▸ Task instructions
Go through the records and give each one again exactly.
* Begin *
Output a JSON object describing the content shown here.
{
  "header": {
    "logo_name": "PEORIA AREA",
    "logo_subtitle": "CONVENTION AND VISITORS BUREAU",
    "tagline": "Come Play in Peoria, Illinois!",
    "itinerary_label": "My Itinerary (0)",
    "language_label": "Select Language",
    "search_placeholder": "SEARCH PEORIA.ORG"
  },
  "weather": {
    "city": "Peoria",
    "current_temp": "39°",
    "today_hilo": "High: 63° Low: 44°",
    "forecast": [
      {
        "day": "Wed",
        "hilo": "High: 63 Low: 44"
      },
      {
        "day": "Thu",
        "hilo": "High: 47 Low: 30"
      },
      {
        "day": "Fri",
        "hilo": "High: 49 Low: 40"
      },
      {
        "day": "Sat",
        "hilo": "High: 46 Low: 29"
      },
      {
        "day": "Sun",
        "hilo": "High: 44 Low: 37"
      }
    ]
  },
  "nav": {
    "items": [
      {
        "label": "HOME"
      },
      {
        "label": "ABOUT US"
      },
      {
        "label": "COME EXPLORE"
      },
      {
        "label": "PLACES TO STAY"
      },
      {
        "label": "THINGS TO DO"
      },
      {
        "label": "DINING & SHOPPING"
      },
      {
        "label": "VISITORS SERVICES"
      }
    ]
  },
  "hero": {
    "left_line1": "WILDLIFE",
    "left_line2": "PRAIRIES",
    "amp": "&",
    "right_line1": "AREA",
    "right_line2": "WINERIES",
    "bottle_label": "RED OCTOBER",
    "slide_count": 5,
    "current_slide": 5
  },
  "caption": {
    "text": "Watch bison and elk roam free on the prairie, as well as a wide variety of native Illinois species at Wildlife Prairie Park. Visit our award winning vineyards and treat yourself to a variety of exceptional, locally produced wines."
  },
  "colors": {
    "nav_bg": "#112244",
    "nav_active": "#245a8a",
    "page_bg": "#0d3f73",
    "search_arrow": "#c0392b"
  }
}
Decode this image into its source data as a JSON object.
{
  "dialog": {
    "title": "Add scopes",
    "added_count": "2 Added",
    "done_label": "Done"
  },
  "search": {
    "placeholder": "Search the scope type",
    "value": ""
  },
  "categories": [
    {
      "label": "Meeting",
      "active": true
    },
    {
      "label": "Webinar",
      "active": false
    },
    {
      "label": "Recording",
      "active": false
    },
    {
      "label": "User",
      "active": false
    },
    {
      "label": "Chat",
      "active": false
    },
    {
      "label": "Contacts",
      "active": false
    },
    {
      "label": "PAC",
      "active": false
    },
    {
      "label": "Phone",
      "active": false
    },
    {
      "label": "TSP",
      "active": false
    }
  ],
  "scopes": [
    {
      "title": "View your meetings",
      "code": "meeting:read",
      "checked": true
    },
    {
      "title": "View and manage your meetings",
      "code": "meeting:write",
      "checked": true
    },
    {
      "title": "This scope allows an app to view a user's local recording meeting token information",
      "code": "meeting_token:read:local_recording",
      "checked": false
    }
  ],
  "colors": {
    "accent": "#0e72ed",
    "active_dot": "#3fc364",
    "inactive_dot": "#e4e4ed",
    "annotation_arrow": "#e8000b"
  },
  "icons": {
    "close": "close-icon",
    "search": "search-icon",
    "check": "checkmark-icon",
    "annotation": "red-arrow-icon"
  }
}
* End *
▸ The result
Output a JSON object describing the content shown here.
{
  "header": {
    "logo_name": "PEORIA AREA",
    "logo_subtitle": "CONVENTION AND VISITORS BUREAU",
    "tagline": "Come Play in Peoria, Illinois!",
    "itinerary_label": "My Itinerary (0)",
    "language_label": "Select Language",
    "search_placeholder": "SEARCH PEORIA.ORG"
  },
  "weather": {
    "city": "Peoria",
    "current_temp": "39°",
    "today_hilo": "High: 63° Low: 44°",
    "forecast": [
      {
        "day": "Wed",
        "hilo": "High: 63 Low: 44"
      },
      {
        "day": "Thu",
        "hilo": "High: 47 Low: 30"
      },
      {
        "day": "Fri",
        "hilo": "High: 49 Low: 40"
      },
      {
        "day": "Sat",
        "hilo": "High: 46 Low: 29"
      },
      {
        "day": "Sun",
        "hilo": "High: 44 Low: 37"
      }
    ]
  },
  "nav": {
    "items": [
      {
        "label": "HOME"
      },
      {
        "label": "ABOUT US"
      },
      {
        "label": "COME EXPLORE"
      },
      {
        "label": "PLACES TO STAY"
      },
      {
        "label": "THINGS TO DO"
      },
      {
        "label": "DINING & SHOPPING"
      },
      {
        "label": "VISITORS SERVICES"
      }
    ]
  },
  "hero": {
    "left_line1": "WILDLIFE",
    "left_line2": "PRAIRIES",
    "amp": "&",
    "right_line1": "AREA",
    "right_line2": "WINERIES",
    "bottle_label": "RED OCTOBER",
    "slide_count": 5,
    "current_slide": 5
  },
  "caption": {
    "text": "Watch bison and elk roam free on the prairie, as well as a wide variety of native Illinois species at Wildlife Prairie Park. Visit our award winning vineyards and treat yourself to a variety of exceptional, locally produced wines."
  },
  "colors": {
    "nav_bg": "#112244",
    "nav_active": "#245a8a",
    "page_bg": "#0d3f73",
    "search_arrow": "#c0392b"
  }
}
Decode this image into its source data as a JSON object.
{
  "dialog": {
    "title": "Add scopes",
    "added_count": "2 Added",
    "done_label": "Done"
  },
  "search": {
    "placeholder": "Search the scope type",
    "value": ""
  },
  "categories": [
    {
      "label": "Meeting",
      "active": true
    },
    {
      "label": "Webinar",
      "active": false
    },
    {
      "label": "Recording",
      "active": false
    },
    {
      "label": "User",
      "active": false
    },
    {
      "label": "Chat",
      "active": false
    },
    {
      "label": "Contacts",
      "active": false
    },
    {
      "label": "PAC",
      "active": false
    },
    {
      "label": "Phone",
      "active": false
    },
    {
      "label": "TSP",
      "active": false
    }
  ],
  "scopes": [
    {
      "title": "View your meetings",
      "code": "meeting:read",
      "checked": true
    },
    {
      "title": "View and manage your meetings",
      "code": "meeting:write",
      "checked": true
    },
    {
      "title": "This scope allows an app to view a user's local recording meeting token information",
      "code": "meeting_token:read:local_recording",
      "checked": false
    }
  ],
  "colors": {
    "accent": "#0e72ed",
    "active_dot": "#3fc364",
    "inactive_dot": "#e4e4ed",
    "annotation_arrow": "#e8000b"
  },
  "icons": {
    "close": "close-icon",
    "search": "search-icon",
    "check": "checkmark-icon",
    "annotation": "red-arrow-icon"
  }
}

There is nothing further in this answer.